--- CHALLENGE ---
Copy, in full, each line of the material that holds the word "Tray".

--- GIVEN DATA ---
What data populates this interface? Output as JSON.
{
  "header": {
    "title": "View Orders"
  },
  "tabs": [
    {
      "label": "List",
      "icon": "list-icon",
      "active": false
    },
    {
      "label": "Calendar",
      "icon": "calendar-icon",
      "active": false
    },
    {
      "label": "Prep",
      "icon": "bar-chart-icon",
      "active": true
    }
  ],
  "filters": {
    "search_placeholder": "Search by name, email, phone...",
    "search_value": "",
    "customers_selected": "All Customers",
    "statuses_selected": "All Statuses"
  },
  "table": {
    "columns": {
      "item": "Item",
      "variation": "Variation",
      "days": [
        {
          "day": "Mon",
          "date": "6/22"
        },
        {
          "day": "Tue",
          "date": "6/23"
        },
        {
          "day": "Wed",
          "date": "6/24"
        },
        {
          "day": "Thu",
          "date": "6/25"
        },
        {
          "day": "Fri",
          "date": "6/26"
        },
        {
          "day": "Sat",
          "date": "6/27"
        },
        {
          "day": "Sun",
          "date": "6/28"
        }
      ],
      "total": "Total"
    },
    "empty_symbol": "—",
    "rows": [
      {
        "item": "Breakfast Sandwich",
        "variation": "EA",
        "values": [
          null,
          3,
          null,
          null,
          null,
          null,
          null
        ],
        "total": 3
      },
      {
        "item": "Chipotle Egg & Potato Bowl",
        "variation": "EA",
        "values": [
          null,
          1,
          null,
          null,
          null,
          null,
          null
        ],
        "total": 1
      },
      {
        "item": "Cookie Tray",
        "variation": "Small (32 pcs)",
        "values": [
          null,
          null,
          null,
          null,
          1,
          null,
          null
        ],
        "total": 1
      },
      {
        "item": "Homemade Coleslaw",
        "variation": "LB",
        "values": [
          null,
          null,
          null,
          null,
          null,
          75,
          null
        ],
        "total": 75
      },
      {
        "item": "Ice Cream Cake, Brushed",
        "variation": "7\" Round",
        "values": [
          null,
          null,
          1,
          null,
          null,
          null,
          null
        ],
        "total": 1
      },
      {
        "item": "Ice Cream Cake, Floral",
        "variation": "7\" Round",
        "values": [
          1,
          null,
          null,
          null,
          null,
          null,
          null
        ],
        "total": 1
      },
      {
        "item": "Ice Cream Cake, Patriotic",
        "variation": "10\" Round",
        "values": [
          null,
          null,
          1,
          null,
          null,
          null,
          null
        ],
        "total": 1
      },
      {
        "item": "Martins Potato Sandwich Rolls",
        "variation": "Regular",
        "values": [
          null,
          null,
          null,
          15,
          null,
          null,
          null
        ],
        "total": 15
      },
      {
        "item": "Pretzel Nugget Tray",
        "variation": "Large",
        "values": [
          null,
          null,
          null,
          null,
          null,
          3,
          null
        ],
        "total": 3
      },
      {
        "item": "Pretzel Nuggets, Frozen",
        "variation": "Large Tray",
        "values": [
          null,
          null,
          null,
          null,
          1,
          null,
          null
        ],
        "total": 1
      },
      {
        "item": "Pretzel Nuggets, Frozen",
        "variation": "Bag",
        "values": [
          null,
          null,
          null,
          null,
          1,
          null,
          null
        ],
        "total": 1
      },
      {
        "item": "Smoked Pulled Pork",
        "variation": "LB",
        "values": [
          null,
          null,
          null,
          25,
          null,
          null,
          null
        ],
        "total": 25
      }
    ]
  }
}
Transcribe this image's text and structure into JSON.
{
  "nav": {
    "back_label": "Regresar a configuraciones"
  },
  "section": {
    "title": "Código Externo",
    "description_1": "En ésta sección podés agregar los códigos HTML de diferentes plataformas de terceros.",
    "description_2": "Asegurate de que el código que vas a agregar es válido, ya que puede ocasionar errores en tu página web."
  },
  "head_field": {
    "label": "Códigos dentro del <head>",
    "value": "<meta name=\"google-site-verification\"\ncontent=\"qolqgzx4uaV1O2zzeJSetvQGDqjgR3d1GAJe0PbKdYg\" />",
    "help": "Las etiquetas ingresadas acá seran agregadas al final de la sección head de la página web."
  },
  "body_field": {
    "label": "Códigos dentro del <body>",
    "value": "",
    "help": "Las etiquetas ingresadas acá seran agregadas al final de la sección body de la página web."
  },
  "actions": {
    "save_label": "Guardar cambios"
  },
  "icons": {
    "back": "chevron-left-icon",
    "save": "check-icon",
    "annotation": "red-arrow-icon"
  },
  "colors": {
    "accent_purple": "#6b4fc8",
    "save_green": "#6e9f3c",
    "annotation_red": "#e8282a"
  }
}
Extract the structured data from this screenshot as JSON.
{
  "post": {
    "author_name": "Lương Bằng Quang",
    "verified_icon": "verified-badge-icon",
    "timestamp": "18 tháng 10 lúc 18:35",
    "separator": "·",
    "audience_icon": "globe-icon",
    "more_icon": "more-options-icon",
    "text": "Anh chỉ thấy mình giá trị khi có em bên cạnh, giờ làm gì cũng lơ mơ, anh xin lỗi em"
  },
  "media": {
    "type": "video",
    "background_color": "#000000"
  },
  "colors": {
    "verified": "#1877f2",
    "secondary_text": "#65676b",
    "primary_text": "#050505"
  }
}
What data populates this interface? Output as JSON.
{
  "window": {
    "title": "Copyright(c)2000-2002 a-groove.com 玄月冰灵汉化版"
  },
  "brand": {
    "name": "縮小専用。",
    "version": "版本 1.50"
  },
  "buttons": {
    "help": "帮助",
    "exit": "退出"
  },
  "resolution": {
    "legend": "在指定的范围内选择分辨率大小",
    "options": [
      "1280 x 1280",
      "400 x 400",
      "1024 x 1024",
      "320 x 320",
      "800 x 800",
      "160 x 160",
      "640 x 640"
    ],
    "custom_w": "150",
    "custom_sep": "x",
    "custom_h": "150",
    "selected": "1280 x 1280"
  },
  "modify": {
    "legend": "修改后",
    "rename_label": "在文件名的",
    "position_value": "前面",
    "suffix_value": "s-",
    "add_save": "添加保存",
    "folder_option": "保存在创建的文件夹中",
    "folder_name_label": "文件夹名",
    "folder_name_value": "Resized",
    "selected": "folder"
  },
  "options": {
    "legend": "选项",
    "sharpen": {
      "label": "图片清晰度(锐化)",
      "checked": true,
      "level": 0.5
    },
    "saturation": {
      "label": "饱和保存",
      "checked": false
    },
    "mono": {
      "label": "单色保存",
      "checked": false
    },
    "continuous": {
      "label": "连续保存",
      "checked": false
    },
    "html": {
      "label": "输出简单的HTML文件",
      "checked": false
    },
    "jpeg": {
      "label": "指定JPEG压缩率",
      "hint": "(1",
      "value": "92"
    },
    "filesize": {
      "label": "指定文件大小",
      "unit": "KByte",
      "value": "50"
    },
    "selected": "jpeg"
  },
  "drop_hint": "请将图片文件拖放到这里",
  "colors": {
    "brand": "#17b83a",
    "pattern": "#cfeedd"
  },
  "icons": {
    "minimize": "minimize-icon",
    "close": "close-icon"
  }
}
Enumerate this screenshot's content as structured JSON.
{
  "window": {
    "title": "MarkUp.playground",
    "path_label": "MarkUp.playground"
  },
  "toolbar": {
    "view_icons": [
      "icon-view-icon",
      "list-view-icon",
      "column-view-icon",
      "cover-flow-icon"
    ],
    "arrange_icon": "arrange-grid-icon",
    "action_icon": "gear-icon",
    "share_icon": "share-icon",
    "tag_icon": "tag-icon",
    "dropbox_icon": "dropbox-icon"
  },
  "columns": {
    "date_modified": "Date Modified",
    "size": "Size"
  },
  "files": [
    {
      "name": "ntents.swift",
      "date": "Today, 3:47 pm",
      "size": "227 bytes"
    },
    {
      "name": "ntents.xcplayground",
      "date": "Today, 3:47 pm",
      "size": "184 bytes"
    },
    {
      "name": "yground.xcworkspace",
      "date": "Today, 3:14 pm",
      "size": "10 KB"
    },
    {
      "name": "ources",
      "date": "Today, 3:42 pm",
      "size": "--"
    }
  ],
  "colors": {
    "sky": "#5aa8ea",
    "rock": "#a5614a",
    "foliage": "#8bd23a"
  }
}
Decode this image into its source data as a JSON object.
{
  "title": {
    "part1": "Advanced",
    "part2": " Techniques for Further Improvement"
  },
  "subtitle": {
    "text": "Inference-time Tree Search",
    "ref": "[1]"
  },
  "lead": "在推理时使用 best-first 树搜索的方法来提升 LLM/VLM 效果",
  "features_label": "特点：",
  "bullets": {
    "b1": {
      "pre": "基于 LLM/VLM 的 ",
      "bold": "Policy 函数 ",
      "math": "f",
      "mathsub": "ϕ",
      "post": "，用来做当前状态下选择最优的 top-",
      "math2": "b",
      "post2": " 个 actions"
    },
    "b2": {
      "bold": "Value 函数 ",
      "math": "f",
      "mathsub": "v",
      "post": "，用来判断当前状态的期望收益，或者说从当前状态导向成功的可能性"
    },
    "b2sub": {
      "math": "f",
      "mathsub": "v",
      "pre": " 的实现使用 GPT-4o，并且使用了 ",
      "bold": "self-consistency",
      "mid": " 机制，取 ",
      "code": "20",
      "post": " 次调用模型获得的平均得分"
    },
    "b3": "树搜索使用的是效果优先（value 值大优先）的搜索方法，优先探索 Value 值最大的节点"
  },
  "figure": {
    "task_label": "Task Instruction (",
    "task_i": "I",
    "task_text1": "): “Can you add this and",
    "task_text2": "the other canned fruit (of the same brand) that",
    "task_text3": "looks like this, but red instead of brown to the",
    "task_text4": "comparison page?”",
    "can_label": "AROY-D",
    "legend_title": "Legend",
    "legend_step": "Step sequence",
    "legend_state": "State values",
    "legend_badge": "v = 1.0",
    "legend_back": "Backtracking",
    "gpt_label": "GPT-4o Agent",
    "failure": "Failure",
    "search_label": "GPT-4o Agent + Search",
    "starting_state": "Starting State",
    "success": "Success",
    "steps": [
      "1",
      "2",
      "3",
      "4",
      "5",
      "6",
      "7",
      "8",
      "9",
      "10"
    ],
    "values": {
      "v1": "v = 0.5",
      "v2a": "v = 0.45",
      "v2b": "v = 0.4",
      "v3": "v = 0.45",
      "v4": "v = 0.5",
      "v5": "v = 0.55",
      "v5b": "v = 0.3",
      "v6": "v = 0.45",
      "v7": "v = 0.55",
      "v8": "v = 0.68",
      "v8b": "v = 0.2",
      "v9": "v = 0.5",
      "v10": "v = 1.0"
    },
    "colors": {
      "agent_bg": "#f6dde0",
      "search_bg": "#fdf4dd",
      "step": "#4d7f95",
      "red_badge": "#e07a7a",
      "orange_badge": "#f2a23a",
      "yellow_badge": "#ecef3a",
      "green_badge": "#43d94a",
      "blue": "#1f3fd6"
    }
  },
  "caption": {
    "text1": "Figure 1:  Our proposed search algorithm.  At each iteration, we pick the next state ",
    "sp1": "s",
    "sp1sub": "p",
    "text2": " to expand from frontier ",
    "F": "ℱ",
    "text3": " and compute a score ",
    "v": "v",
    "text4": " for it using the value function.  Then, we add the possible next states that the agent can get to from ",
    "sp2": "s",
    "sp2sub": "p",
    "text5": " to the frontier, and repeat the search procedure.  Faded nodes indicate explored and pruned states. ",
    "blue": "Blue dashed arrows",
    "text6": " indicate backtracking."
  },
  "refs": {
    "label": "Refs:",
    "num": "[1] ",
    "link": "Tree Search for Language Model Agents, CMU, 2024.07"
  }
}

--- THE OUTPUT ---
        "item": "Cookie Tray",
        "item": "Pretzel Nugget Tray",
        "variation": "Large Tray",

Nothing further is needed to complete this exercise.